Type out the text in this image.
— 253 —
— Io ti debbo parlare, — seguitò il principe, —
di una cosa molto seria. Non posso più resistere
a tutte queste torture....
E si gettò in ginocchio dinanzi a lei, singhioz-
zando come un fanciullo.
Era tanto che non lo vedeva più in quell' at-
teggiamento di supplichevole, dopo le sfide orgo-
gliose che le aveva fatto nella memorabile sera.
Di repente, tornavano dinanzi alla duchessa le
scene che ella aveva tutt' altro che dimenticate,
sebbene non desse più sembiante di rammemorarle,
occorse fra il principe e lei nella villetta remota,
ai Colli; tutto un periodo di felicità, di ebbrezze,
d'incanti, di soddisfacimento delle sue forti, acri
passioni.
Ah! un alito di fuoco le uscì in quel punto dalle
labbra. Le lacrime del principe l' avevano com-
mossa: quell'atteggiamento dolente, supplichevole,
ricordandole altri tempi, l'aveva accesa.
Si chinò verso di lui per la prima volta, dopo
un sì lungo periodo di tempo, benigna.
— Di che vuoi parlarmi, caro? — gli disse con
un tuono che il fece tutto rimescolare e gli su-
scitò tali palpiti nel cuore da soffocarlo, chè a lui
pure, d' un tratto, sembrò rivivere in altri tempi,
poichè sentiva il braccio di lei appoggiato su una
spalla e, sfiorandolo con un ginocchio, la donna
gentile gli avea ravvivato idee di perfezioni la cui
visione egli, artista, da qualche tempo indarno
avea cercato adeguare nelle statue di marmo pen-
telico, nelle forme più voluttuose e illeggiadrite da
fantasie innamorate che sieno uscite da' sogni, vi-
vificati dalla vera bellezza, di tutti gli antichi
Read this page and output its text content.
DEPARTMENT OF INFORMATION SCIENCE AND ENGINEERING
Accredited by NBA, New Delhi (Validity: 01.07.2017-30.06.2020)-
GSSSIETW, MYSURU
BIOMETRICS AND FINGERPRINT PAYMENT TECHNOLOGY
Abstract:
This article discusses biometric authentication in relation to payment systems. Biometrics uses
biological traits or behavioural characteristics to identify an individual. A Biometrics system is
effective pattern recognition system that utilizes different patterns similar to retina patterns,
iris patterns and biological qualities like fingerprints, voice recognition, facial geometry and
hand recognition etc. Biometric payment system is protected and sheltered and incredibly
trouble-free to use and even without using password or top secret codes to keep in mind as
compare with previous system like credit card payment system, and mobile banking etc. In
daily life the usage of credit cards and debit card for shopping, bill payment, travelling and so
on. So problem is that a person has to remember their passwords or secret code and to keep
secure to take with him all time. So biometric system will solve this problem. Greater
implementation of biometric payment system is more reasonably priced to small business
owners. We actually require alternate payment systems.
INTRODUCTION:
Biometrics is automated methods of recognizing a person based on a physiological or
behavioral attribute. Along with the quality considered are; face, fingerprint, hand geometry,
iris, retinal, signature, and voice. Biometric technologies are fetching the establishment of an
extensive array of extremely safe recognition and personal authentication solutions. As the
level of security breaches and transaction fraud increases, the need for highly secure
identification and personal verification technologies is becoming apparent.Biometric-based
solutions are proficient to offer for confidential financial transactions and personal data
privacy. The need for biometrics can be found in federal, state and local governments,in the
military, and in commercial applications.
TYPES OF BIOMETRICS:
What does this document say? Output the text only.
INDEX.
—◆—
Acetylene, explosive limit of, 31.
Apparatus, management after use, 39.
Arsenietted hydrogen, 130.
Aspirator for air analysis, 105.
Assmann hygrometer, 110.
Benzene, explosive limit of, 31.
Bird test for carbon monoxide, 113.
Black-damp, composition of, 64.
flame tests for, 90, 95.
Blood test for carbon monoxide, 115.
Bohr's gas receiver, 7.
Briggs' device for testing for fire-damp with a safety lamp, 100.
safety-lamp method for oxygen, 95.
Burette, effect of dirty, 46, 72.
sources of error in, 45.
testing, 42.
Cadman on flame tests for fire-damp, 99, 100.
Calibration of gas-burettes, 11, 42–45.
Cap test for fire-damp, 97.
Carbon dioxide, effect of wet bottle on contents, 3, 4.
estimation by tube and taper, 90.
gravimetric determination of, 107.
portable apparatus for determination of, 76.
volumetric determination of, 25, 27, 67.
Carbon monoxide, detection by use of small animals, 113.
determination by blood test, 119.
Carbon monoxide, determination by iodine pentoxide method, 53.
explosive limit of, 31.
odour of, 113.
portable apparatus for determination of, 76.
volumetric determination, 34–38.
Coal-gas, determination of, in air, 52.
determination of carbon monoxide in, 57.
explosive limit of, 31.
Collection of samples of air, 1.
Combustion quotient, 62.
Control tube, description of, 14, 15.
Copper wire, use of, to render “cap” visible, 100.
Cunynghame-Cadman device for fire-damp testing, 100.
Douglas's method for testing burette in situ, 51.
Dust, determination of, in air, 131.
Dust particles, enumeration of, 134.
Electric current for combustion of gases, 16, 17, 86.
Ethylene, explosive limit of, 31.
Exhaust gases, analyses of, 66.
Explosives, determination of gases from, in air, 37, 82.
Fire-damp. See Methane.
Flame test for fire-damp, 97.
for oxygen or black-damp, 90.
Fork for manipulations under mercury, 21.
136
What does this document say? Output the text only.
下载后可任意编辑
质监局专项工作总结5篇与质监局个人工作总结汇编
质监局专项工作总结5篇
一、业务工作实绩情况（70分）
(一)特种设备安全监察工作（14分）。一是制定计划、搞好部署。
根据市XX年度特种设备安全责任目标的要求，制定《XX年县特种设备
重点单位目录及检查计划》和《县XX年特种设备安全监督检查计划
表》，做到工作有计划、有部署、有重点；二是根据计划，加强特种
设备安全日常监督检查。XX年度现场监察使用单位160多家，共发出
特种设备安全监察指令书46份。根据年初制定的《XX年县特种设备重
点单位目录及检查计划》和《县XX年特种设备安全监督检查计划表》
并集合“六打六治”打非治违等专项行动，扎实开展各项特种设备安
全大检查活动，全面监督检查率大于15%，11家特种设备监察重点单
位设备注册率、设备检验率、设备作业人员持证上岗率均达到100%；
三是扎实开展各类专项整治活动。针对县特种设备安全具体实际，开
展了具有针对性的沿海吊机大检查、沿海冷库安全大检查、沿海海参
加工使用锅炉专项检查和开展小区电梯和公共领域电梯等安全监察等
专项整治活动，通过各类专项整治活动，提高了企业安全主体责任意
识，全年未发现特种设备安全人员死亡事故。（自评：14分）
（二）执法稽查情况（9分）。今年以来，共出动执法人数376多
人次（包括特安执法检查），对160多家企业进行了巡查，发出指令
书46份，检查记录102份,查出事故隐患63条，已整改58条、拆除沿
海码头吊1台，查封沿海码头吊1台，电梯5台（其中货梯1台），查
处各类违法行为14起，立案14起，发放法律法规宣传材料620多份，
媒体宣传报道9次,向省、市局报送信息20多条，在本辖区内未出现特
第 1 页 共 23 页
════════════════
*Task details*
Pull out all lines containing "technologies".

*Response for this exercise*
iris, retinal, signature, and voice. Biometric technologies are fetching the establishment of an
identification and personal verification technologies is becoming apparent.Biometric-based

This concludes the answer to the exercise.